-- BEGIN Task inputs --

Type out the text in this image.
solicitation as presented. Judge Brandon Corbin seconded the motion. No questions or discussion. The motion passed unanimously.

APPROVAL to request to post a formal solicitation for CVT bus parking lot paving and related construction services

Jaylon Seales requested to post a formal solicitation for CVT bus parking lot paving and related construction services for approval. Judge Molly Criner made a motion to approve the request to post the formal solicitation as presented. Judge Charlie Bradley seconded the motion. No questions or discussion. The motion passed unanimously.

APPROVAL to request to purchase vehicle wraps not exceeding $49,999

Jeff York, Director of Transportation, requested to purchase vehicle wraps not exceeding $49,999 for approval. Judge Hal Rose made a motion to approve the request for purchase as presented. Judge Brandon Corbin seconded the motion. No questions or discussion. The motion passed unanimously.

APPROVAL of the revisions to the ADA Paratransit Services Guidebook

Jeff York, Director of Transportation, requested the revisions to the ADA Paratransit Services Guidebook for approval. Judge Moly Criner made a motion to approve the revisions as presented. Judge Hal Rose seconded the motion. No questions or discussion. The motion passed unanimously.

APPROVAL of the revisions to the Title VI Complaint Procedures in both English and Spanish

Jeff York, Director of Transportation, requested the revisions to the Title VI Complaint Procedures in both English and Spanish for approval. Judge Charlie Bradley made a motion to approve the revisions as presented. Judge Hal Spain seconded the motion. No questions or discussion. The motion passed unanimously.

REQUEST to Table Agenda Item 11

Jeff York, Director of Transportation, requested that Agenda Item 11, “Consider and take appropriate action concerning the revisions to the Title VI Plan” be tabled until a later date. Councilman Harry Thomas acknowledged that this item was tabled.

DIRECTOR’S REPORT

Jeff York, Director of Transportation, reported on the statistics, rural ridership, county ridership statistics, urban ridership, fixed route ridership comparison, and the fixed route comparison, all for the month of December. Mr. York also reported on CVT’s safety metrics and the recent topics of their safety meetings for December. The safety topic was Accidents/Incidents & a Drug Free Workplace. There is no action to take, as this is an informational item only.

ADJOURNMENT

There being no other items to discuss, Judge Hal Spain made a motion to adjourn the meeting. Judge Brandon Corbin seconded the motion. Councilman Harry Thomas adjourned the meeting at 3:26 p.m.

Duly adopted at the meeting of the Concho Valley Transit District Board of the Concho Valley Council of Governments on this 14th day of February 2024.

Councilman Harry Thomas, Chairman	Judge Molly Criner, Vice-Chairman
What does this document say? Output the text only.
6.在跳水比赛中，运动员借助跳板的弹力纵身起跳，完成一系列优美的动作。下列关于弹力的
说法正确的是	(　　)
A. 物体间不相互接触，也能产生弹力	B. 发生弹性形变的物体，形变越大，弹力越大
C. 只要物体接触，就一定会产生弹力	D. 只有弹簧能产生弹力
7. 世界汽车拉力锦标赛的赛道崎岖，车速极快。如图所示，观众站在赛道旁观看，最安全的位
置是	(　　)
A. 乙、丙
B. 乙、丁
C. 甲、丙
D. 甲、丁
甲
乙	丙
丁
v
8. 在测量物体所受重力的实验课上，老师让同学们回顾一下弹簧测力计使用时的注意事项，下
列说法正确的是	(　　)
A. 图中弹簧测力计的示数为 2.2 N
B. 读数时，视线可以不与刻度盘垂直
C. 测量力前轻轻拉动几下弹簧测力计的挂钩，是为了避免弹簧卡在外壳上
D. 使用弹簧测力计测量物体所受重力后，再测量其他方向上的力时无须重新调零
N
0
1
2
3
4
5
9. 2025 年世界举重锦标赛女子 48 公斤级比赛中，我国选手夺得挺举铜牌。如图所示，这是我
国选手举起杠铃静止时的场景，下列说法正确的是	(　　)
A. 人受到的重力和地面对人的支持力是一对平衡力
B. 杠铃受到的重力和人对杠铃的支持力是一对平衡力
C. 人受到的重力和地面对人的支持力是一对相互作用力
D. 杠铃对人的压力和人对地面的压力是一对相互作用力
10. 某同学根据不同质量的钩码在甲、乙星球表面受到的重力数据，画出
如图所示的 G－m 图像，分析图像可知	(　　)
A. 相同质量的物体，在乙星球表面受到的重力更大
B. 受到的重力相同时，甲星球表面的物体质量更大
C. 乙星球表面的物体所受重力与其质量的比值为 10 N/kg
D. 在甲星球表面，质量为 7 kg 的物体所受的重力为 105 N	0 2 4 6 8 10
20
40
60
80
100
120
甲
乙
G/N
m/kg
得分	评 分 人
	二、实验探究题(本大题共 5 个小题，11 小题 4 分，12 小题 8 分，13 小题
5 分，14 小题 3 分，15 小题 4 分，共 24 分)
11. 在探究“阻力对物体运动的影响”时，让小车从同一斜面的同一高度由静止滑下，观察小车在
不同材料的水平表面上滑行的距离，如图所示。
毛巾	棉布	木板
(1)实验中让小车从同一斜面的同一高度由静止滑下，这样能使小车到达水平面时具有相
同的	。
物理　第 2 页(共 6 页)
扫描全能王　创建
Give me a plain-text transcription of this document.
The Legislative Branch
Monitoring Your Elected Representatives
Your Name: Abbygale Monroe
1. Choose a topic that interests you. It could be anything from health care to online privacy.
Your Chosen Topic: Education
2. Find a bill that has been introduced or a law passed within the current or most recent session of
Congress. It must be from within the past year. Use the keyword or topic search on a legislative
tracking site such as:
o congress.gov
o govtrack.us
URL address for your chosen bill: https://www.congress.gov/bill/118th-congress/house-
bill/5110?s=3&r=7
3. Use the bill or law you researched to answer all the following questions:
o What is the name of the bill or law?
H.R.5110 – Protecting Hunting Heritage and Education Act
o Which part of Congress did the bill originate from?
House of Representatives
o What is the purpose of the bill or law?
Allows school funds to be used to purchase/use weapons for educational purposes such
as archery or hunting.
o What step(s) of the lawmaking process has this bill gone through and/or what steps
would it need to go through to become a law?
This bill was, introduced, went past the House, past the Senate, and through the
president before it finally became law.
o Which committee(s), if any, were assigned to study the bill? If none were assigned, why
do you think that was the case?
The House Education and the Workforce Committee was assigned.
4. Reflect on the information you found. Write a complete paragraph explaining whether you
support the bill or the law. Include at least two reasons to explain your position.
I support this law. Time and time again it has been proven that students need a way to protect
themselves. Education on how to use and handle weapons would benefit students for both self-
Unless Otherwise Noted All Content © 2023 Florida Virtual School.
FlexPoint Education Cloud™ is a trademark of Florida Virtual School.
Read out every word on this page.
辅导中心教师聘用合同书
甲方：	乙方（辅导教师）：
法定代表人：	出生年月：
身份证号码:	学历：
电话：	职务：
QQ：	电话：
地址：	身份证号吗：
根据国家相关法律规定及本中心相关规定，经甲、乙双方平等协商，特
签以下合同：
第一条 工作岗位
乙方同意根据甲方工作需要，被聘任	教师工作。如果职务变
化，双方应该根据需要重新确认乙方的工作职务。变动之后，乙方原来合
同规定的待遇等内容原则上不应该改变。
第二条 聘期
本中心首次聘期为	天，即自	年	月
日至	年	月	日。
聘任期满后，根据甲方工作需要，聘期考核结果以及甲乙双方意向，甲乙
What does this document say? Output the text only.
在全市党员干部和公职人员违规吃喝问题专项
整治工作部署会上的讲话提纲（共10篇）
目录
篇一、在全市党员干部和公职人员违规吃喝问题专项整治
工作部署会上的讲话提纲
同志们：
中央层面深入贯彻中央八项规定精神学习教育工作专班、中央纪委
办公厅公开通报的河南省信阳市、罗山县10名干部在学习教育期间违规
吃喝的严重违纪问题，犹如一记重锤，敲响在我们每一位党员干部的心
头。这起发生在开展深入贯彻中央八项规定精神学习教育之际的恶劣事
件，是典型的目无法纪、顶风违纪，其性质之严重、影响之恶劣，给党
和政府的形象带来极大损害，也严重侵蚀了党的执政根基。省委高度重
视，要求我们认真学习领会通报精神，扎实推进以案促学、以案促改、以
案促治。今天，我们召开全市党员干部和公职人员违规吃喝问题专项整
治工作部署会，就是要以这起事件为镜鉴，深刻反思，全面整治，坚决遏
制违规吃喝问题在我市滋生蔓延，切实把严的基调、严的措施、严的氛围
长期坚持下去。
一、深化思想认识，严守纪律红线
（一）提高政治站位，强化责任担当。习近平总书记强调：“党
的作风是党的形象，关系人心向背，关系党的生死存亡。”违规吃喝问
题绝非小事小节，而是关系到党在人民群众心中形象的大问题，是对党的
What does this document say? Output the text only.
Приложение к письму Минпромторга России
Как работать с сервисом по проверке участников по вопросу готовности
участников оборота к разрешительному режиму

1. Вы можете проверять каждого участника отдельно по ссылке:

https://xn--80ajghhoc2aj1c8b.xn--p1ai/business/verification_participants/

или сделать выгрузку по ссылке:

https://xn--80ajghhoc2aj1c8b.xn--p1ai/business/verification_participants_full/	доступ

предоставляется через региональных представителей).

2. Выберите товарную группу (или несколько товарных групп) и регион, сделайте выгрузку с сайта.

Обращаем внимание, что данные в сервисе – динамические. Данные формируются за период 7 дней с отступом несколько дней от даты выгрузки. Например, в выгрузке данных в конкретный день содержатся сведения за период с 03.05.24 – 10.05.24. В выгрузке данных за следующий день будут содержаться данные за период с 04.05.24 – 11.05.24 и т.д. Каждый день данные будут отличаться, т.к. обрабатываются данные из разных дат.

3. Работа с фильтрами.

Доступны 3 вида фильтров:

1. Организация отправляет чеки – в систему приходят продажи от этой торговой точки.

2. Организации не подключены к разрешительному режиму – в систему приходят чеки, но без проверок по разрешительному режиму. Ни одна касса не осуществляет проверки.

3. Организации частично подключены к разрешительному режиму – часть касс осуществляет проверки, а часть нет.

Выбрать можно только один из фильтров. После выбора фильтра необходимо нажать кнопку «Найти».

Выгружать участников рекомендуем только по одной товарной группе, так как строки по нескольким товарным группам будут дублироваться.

-- END Task inputs --

#### Exercise directions
Using the records above, list each line that includes "осуществляет".

#### Reply
2. Организации не подключены к разрешительному режиму – в систему приходят чеки, но без проверок по разрешительному режиму. Ни одна касса не осуществляет проверки.
3. Организации частично подключены к разрешительному режиму – часть касс осуществляет проверки, а часть нет.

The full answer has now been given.